## [Saved data entries]
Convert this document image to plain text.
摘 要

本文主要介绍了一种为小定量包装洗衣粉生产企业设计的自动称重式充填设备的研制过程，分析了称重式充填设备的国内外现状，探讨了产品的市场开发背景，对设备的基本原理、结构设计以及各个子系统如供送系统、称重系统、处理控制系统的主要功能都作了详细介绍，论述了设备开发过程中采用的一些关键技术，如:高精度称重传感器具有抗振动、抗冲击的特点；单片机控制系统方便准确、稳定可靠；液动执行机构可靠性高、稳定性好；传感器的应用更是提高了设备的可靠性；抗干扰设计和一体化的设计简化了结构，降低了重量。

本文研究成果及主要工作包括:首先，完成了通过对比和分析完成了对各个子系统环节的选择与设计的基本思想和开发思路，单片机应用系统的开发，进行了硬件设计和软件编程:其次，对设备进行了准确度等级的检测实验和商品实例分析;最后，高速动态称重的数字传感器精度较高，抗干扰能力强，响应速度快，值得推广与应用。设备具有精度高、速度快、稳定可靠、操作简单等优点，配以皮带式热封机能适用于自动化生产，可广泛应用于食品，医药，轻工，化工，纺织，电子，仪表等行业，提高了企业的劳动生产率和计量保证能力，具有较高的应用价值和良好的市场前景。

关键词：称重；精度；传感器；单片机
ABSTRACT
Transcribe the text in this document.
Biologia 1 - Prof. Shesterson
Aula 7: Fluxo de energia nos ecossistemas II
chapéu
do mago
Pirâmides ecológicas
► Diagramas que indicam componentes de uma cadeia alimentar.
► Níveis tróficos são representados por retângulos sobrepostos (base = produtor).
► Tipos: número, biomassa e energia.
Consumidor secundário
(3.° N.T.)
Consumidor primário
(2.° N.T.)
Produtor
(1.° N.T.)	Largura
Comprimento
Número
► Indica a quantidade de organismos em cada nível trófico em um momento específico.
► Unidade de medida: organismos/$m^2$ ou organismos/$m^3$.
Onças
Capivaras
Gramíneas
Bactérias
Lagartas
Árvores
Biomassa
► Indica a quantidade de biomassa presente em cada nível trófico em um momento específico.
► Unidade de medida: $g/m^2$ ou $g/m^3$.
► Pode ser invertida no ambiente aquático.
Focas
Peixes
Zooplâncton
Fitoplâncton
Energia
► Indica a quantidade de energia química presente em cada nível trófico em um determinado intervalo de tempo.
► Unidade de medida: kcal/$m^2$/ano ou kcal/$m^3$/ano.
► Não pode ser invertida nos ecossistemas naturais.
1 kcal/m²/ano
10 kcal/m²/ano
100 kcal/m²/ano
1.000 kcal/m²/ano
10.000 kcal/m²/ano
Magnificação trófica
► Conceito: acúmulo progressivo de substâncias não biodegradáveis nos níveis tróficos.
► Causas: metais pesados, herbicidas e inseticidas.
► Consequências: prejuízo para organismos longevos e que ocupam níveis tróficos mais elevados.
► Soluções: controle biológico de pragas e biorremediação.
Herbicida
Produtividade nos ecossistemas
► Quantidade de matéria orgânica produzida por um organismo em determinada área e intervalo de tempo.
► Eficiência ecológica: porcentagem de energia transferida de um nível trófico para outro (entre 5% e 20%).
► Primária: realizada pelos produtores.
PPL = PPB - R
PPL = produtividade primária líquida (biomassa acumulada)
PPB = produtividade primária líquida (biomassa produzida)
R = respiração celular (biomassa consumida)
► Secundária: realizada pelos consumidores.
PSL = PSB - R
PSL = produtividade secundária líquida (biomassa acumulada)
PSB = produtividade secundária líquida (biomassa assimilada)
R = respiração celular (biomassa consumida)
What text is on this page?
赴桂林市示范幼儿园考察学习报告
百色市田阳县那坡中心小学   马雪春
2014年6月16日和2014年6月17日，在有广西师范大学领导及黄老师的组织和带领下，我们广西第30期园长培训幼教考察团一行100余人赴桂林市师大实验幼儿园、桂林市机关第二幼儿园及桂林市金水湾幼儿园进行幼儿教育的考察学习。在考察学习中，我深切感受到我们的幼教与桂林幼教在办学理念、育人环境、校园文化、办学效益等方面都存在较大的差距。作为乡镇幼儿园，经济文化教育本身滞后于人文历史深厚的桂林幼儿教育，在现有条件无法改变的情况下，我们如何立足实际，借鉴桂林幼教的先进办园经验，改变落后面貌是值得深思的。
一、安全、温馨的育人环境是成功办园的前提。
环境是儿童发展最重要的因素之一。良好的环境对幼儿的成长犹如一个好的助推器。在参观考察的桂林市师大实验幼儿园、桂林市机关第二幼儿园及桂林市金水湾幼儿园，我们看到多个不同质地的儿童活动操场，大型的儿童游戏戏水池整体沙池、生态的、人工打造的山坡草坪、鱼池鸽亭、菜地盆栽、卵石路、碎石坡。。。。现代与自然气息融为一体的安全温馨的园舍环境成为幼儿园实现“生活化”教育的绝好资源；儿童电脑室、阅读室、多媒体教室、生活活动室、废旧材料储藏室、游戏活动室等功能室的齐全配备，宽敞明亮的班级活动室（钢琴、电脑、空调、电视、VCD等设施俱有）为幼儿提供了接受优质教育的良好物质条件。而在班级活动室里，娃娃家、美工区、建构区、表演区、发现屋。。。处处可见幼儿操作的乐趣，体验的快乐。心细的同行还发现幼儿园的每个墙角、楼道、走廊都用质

## [Task statement]
Using the material above, extract the line that contains "What text is on this page?" and every line after it, exactly as given; stop at the last line.

## [Output of the exercise]
What text is on this page?
赴桂林市示范幼儿园考察学习报告
百色市田阳县那坡中心小学   马雪春
2014年6月16日和2014年6月17日，在有广西师范大学领导及黄老师的组织和带领下，我们广西第30期园长培训幼教考察团一行100余人赴桂林市师大实验幼儿园、桂林市机关第二幼儿园及桂林市金水湾幼儿园进行幼儿教育的考察学习。在考察学习中，我深切感受到我们的幼教与桂林幼教在办学理念、育人环境、校园文化、办学效益等方面都存在较大的差距。作为乡镇幼儿园，经济文化教育本身滞后于人文历史深厚的桂林幼儿教育，在现有条件无法改变的情况下，我们如何立足实际，借鉴桂林幼教的先进办园经验，改变落后面貌是值得深思的。
一、安全、温馨的育人环境是成功办园的前提。
环境是儿童发展最重要的因素之一。良好的环境对幼儿的成长犹如一个好的助推器。在参观考察的桂林市师大实验幼儿园、桂林市机关第二幼儿园及桂林市金水湾幼儿园，我们看到多个不同质地的儿童活动操场，大型的儿童游戏戏水池整体沙池、生态的、人工打造的山坡草坪、鱼池鸽亭、菜地盆栽、卵石路、碎石坡。。。。现代与自然气息融为一体的安全温馨的园舍环境成为幼儿园实现“生活化”教育的绝好资源；儿童电脑室、阅读室、多媒体教室、生活活动室、废旧材料储藏室、游戏活动室等功能室的齐全配备，宽敞明亮的班级活动室（钢琴、电脑、空调、电视、VCD等设施俱有）为幼儿提供了接受优质教育的良好物质条件。而在班级活动室里，娃娃家、美工区、建构区、表演区、发现屋。。。处处可见幼儿操作的乐趣，体验的快乐。心细的同行还发现幼儿园的每个墙角、楼道、走廊都用质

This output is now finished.